Work to be completed:
Transcribe the listing exactly, leaving out every picture.

-------- Task material

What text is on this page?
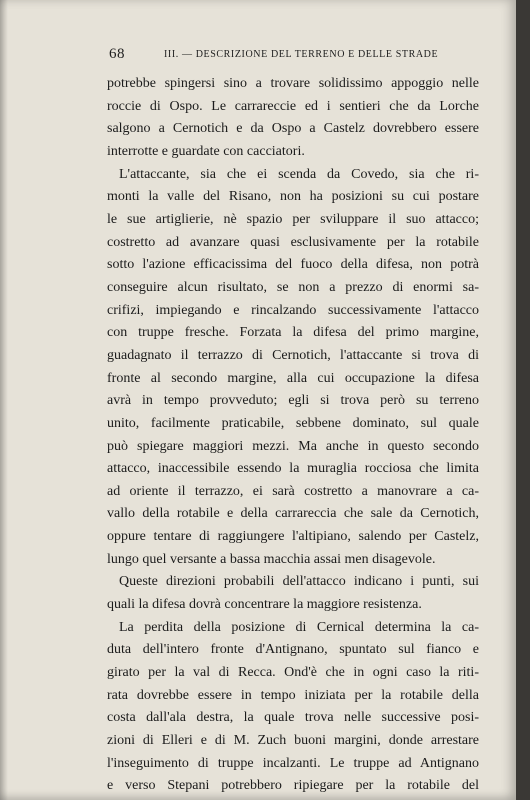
68	III. — DESCRIZIONE DEL TERRENO E DELLE STRADE
potrebbe spingersi sino a trovare solidissimo appoggio nelle
roccie di Ospo. Le carrareccie ed i sentieri che da Lorche
salgono a Cernotich e da Ospo a Castelz dovrebbero essere
interrotte e guardate con cacciatori.
L'attaccante, sia che ei scenda da Covedo, sia che ri-
monti la valle del Risano, non ha posizioni su cui postare
le sue artiglierie, nè spazio per sviluppare il suo attacco;
costretto ad avanzare quasi esclusivamente per la rotabile
sotto l'azione efficacissima del fuoco della difesa, non potrà
conseguire alcun risultato, se non a prezzo di enormi sa-
crifizi, impiegando e rincalzando successivamente l'attacco
con truppe fresche. Forzata la difesa del primo margine,
guadagnato il terrazzo di Cernotich, l'attaccante si trova di
fronte al secondo margine, alla cui occupazione la difesa
avrà in tempo provveduto; egli si trova però su terreno
unito, facilmente praticabile, sebbene dominato, sul quale
può spiegare maggiori mezzi. Ma anche in questo secondo
attacco, inaccessibile essendo la muraglia rocciosa che limita
ad oriente il terrazzo, ei sarà costretto a manovrare a ca-
vallo della rotabile e della carrareccia che sale da Cernotich,
oppure tentare di raggiungere l'altipiano, salendo per Castelz,
lungo quel versante a bassa macchia assai men disagevole.
Queste direzioni probabili dell'attacco indicano i punti, sui
quali la difesa dovrà concentrare la maggiore resistenza.
La perdita della posizione di Cernical determina la ca-
duta dell'intero fronte d'Antignano, spuntato sul fianco e
girato per la val di Recca. Ond'è che in ogni caso la riti-
rata dovrebbe essere in tempo iniziata per la rotabile della
costa dall'ala destra, la quale trova nelle successive posi-
zioni di Elleri e di M. Zuch buoni margini, donde arrestare
l'inseguimento di truppe incalzanti. Le truppe ad Antignano
e verso Stepani potrebbero ripiegare per la rotabile del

----------------

The reply:
What text is on this page?
68	III. — DESCRIZIONE DEL TERRENO E DELLE STRADE
potrebbe spingersi sino a trovare solidissimo appoggio nelle
roccie di Ospo. Le carrareccie ed i sentieri che da Lorche
salgono a Cernotich e da Ospo a Castelz dovrebbero essere
interrotte e guardate con cacciatori.
L'attaccante, sia che ei scenda da Covedo, sia che ri-
monti la valle del Risano, non ha posizioni su cui postare
le sue artiglierie, nè spazio per sviluppare il suo attacco;
costretto ad avanzare quasi esclusivamente per la rotabile
sotto l'azione efficacissima del fuoco della difesa, non potrà
conseguire alcun risultato, se non a prezzo di enormi sa-
crifizi, impiegando e rincalzando successivamente l'attacco
con truppe fresche. Forzata la difesa del primo margine,
guadagnato il terrazzo di Cernotich, l'attaccante si trova di
fronte al secondo margine, alla cui occupazione la difesa
avrà in tempo provveduto; egli si trova però su terreno
unito, facilmente praticabile, sebbene dominato, sul quale
può spiegare maggiori mezzi. Ma anche in questo secondo
attacco, inaccessibile essendo la muraglia rocciosa che limita
ad oriente il terrazzo, ei sarà costretto a manovrare a ca-
vallo della rotabile e della carrareccia che sale da Cernotich,
oppure tentare di raggiungere l'altipiano, salendo per Castelz,
lungo quel versante a bassa macchia assai men disagevole.
Queste direzioni probabili dell'attacco indicano i punti, sui
quali la difesa dovrà concentrare la maggiore resistenza.
La perdita della posizione di Cernical determina la ca-
duta dell'intero fronte d'Antignano, spuntato sul fianco e
girato per la val di Recca. Ond'è che in ogni caso la riti-
rata dovrebbe essere in tempo iniziata per la rotabile della
costa dall'ala destra, la quale trova nelle successive posi-
zioni di Elleri e di M. Zuch buoni margini, donde arrestare
l'inseguimento di truppe incalzanti. Le truppe ad Antignano
e verso Stepani potrebbero ripiegare per la rotabile del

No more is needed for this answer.